REQUIREMENTS — Gather up every line that includes the string "screenshot".

EXERCISE INPUTS —
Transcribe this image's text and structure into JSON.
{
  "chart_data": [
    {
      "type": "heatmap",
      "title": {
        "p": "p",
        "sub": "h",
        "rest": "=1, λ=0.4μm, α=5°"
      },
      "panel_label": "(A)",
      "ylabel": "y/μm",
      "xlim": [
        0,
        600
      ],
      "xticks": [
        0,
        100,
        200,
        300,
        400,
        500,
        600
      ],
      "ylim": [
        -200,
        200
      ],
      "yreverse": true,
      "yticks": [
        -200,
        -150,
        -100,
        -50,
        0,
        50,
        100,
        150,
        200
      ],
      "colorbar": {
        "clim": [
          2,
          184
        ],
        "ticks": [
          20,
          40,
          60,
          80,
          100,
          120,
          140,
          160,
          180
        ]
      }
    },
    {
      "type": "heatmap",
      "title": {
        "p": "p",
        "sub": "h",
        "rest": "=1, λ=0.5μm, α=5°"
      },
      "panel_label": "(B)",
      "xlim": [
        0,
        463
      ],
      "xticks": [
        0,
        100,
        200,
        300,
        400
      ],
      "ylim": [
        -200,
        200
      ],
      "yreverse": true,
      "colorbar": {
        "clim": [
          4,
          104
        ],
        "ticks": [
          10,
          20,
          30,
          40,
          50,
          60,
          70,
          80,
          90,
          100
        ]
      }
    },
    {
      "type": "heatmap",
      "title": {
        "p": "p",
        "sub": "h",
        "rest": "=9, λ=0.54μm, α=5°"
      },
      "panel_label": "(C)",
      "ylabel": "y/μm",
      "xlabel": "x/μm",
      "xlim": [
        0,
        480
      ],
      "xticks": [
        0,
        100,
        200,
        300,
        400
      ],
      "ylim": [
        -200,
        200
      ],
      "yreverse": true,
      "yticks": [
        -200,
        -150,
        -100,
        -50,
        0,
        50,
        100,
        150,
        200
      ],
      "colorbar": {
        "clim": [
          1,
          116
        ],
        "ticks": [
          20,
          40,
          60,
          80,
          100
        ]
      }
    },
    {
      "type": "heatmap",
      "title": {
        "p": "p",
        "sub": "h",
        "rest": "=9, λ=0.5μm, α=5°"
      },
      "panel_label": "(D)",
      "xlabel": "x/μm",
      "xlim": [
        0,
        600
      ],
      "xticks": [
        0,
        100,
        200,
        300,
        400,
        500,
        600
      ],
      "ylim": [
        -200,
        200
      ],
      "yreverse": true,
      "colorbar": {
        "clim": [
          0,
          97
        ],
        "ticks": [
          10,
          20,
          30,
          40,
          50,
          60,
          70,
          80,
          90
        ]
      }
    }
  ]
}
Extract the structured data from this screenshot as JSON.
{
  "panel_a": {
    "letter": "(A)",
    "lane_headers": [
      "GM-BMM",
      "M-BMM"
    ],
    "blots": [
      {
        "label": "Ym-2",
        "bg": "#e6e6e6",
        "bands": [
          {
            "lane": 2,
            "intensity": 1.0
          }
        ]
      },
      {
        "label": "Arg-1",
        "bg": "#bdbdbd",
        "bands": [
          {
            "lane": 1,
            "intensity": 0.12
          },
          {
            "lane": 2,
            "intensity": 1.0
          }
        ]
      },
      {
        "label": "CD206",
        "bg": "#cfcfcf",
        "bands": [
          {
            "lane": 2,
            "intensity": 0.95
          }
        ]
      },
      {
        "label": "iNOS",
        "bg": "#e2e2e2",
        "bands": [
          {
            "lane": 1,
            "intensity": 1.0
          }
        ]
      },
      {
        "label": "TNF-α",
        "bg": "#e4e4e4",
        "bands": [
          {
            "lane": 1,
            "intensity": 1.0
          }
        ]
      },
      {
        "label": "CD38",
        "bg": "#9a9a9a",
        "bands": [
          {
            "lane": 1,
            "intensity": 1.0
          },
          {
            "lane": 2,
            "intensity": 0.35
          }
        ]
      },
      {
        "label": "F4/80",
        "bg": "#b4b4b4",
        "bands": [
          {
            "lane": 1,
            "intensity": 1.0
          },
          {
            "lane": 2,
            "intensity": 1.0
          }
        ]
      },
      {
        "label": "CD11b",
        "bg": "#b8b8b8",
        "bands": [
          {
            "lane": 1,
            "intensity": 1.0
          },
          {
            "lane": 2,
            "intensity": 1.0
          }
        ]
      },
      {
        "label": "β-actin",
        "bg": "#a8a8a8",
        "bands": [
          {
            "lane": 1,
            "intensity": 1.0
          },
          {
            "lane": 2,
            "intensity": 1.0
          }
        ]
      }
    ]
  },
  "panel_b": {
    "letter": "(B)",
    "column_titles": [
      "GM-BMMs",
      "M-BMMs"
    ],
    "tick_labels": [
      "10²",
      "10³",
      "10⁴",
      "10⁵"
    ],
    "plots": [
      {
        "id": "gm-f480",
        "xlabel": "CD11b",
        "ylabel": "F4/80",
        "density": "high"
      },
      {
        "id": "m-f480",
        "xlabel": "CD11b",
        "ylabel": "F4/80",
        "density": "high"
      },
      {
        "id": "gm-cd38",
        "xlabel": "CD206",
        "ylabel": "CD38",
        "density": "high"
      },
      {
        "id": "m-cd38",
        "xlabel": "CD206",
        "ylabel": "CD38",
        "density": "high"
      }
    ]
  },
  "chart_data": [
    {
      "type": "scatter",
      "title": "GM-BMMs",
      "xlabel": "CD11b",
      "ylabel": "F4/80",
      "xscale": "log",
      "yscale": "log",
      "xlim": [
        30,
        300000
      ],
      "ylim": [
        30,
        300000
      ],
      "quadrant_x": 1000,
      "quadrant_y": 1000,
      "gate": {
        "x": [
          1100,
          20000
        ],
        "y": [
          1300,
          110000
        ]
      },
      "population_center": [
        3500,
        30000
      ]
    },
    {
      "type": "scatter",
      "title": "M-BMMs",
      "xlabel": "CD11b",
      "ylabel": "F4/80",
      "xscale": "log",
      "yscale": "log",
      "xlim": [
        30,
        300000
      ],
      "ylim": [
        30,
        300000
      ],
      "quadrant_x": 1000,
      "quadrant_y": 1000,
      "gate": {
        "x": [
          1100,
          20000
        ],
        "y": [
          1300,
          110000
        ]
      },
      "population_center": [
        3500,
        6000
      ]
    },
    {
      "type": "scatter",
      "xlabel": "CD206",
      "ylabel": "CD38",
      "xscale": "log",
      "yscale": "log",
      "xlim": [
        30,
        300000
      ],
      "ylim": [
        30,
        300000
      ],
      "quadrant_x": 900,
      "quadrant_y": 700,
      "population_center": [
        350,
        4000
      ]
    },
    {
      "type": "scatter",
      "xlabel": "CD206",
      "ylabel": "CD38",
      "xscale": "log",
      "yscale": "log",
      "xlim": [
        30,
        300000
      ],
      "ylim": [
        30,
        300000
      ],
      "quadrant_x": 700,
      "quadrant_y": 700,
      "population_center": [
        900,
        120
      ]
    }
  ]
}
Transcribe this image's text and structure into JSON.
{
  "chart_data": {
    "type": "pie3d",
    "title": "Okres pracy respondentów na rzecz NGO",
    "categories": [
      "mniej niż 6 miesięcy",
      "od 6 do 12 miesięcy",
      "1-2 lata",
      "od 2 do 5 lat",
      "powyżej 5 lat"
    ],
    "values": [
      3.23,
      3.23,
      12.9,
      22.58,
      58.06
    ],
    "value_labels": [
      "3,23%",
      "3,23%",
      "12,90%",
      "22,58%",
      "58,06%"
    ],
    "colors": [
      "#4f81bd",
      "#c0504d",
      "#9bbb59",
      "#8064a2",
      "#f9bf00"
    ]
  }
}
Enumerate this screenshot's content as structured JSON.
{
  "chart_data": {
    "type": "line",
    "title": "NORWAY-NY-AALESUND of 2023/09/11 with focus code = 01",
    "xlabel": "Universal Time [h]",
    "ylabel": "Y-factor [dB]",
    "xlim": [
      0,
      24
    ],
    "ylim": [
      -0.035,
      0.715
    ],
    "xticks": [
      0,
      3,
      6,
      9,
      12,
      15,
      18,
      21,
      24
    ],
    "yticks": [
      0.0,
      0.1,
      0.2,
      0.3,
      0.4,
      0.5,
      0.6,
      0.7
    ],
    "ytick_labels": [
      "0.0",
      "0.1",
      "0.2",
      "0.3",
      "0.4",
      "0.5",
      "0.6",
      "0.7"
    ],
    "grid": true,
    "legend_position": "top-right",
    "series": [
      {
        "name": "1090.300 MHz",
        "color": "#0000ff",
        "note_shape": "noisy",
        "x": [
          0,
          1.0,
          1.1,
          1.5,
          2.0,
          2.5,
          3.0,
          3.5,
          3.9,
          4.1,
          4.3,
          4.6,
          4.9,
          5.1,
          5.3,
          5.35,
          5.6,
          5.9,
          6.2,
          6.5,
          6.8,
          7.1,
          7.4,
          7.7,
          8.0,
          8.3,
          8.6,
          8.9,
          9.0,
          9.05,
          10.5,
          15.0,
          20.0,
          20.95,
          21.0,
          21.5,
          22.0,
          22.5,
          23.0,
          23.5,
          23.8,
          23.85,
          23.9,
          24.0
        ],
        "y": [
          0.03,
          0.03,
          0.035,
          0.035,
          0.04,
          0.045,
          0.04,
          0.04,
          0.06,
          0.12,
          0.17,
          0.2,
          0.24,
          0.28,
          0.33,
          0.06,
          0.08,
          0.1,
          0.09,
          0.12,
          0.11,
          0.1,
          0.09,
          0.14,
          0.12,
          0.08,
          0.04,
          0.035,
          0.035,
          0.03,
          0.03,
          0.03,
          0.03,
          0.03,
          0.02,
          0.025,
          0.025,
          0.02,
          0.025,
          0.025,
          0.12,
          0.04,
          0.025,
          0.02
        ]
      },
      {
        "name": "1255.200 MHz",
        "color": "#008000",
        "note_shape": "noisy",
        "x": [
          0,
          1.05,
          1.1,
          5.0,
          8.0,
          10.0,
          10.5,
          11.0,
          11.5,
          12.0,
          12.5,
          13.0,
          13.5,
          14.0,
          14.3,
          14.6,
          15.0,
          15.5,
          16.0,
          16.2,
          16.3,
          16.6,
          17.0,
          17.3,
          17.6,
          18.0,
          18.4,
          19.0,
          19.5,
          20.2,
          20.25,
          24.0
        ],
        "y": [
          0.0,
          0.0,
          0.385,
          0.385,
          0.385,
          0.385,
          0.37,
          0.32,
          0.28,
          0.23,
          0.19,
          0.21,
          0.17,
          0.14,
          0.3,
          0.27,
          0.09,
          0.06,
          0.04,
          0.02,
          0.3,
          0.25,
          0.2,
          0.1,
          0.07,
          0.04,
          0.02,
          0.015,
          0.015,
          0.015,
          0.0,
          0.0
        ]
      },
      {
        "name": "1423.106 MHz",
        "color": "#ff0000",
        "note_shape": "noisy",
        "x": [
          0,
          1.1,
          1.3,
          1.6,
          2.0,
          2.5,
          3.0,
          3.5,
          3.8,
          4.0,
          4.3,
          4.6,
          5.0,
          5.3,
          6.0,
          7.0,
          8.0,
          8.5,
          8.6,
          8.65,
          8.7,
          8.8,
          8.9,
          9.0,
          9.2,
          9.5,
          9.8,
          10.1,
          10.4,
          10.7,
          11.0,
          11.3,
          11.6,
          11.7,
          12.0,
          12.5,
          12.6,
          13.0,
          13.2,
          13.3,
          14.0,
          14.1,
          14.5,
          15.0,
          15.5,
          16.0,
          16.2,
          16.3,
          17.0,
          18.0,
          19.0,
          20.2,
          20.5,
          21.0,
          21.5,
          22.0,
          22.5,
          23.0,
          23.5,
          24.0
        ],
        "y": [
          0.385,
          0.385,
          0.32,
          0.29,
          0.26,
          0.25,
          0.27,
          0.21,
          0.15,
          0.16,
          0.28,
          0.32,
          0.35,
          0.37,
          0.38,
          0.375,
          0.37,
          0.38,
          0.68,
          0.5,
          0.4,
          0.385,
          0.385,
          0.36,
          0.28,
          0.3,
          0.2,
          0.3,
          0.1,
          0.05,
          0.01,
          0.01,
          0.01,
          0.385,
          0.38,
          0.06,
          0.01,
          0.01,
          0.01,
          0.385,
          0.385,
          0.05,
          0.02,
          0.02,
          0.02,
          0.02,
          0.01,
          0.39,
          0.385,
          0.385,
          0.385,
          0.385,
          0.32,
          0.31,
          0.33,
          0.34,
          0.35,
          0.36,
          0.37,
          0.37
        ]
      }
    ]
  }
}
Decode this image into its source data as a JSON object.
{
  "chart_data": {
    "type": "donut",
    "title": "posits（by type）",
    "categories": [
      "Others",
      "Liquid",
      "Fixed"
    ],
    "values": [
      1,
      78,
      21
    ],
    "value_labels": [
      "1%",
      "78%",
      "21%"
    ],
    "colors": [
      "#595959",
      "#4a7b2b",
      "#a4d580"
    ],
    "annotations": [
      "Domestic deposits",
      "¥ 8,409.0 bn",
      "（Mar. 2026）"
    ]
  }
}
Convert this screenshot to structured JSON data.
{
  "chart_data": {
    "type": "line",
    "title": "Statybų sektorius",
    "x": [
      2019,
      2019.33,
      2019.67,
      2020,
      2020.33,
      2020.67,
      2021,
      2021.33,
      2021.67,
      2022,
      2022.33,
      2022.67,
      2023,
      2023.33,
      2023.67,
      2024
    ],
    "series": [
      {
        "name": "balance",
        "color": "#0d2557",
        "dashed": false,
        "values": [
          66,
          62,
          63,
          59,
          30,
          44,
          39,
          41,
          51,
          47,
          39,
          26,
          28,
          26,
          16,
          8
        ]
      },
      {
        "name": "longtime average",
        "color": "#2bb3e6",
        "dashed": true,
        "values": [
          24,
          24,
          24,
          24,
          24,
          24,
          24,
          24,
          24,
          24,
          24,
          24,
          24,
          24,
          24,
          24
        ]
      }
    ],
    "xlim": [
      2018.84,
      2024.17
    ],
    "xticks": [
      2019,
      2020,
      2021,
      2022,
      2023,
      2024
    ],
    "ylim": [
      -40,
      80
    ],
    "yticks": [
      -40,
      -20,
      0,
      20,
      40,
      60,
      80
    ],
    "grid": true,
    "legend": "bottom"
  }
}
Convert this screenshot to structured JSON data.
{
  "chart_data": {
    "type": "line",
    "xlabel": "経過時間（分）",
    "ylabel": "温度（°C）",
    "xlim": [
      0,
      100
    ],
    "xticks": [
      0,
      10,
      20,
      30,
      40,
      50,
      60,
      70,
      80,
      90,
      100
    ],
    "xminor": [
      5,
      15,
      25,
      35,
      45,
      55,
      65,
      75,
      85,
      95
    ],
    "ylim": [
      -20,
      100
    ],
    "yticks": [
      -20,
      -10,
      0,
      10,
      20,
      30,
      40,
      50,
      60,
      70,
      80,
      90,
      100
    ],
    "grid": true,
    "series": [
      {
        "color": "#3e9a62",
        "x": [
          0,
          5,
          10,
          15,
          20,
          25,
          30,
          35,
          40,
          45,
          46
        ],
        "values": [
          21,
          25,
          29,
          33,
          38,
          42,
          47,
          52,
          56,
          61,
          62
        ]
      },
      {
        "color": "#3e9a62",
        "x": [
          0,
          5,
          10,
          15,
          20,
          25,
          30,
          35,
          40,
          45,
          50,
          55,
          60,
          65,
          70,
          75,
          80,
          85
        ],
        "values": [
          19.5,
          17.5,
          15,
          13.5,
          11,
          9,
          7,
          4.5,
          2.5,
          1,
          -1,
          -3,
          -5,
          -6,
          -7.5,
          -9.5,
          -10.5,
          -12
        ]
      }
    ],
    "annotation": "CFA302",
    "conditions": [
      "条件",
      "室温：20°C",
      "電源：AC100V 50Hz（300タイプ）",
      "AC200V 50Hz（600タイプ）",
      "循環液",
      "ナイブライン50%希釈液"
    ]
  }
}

SOLVED EXERCISE —
Extract the structured data from this screenshot as JSON.
Enumerate this screenshot's content as structured JSON.
Convert this screenshot to structured JSON data.
Convert this screenshot to structured JSON data.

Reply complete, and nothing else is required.